-------- Excerpted records

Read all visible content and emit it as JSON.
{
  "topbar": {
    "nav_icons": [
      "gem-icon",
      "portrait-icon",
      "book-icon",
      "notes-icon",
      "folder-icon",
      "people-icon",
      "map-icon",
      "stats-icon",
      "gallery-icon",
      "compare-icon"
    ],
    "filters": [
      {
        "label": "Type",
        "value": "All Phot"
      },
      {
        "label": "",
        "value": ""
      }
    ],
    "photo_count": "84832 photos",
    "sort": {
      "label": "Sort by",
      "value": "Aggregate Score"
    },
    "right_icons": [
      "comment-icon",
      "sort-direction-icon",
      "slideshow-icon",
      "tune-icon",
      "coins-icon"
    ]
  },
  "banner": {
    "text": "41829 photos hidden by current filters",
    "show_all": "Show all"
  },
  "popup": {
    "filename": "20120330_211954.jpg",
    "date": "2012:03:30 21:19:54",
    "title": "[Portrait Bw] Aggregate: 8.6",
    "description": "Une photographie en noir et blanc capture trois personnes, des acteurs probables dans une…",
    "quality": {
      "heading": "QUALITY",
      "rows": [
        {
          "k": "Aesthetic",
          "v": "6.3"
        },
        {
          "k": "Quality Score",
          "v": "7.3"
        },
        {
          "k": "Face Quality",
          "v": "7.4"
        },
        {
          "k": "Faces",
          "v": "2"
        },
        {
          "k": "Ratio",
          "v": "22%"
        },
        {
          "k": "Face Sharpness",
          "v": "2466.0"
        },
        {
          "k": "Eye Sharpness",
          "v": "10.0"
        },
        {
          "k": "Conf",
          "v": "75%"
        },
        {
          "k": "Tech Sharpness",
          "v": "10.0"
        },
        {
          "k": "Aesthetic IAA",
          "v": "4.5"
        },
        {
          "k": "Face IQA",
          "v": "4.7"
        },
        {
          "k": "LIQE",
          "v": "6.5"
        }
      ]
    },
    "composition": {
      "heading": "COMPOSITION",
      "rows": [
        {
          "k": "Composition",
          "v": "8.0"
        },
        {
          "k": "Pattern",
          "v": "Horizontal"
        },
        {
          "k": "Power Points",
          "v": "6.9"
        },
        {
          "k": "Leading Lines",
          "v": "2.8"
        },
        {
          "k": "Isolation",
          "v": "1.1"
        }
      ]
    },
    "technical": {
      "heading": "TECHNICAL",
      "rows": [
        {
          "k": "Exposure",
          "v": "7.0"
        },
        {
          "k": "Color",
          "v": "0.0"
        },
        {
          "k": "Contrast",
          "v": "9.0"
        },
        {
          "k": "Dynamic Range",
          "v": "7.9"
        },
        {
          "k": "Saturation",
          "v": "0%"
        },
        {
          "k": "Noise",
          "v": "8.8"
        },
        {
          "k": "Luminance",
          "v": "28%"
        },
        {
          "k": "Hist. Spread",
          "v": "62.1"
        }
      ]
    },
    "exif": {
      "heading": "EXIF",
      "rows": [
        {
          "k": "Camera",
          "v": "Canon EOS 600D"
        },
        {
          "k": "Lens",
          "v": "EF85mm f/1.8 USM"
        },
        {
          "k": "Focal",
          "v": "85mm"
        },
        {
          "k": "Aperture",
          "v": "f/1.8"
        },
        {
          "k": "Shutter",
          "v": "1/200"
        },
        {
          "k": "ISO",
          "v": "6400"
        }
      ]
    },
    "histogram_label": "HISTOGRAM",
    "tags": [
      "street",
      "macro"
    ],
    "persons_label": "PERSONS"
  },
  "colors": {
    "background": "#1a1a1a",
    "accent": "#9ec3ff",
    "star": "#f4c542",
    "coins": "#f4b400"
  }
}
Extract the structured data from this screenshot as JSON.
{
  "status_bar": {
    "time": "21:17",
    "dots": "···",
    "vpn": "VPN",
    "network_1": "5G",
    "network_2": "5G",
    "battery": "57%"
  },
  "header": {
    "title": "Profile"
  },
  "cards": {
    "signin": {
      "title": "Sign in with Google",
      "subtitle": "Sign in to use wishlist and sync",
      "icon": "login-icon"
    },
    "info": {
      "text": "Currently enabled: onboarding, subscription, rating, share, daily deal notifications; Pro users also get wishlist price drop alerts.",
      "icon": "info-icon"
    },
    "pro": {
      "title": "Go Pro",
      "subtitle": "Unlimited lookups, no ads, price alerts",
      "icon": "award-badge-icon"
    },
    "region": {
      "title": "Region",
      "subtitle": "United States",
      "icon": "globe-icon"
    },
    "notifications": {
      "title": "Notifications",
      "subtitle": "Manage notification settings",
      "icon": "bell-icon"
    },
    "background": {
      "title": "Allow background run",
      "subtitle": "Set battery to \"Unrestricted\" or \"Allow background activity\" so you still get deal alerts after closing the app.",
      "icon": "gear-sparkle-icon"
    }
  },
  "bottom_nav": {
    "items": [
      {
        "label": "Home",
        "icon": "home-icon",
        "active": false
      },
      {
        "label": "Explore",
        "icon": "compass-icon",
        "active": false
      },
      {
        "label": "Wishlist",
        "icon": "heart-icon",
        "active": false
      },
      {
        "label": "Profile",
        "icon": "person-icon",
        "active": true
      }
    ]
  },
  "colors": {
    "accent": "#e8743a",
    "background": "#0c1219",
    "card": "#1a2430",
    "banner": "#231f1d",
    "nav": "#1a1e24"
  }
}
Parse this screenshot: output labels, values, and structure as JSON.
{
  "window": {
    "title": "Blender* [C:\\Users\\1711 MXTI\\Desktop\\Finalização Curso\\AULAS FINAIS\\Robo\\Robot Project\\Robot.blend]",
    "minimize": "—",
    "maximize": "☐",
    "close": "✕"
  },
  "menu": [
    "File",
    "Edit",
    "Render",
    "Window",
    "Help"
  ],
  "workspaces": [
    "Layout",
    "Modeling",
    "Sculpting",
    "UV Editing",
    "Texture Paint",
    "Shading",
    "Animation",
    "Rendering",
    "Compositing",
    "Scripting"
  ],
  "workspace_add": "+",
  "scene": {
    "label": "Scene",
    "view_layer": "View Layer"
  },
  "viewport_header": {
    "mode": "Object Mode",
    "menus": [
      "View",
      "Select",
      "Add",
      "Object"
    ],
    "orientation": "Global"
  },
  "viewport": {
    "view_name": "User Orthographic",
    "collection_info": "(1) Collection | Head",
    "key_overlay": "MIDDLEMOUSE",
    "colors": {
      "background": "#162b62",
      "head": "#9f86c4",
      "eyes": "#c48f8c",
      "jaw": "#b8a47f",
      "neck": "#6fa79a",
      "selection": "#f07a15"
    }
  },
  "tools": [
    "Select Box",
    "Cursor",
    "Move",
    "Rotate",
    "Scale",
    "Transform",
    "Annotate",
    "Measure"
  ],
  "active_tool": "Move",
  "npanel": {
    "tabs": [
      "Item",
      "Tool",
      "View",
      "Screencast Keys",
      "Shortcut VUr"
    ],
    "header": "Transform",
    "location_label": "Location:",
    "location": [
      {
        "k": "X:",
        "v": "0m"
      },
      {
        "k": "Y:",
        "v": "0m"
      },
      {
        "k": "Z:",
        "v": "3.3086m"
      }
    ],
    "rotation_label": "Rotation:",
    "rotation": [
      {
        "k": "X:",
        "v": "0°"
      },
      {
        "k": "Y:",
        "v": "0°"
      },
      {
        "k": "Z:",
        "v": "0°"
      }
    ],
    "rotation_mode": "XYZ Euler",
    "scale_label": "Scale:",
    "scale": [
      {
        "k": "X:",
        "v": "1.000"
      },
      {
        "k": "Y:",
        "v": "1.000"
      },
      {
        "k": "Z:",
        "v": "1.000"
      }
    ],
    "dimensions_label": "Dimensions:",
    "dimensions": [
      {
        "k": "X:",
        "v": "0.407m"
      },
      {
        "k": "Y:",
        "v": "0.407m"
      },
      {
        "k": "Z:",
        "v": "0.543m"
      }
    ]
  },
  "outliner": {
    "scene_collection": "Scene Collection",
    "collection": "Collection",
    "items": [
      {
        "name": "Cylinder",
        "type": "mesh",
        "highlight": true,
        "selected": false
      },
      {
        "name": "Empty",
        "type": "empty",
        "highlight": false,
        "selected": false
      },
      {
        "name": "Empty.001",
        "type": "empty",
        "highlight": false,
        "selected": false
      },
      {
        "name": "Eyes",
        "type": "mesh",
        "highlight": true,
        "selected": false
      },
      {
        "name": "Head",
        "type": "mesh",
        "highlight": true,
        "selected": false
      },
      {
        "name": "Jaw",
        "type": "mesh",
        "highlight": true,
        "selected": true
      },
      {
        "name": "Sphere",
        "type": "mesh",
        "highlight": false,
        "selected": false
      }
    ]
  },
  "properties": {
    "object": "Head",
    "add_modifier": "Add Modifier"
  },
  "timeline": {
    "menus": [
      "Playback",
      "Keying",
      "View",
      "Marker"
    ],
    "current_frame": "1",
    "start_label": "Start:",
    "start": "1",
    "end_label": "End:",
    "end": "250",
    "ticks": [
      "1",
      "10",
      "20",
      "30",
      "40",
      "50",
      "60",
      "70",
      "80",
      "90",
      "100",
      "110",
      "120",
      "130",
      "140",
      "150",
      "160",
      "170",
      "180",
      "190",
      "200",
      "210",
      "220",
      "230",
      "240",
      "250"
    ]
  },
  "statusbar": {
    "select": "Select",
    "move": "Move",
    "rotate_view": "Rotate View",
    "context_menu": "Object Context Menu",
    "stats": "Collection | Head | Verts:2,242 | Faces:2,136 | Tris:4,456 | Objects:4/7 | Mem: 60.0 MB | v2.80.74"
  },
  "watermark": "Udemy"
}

----------------

• Task brief:
Locate the lines above that hold the word "this". Show every one of them.

• Result of the exercise:
Extract the structured data from this screenshot as JSON.
Parse this screenshot: output labels, values, and structure as JSON.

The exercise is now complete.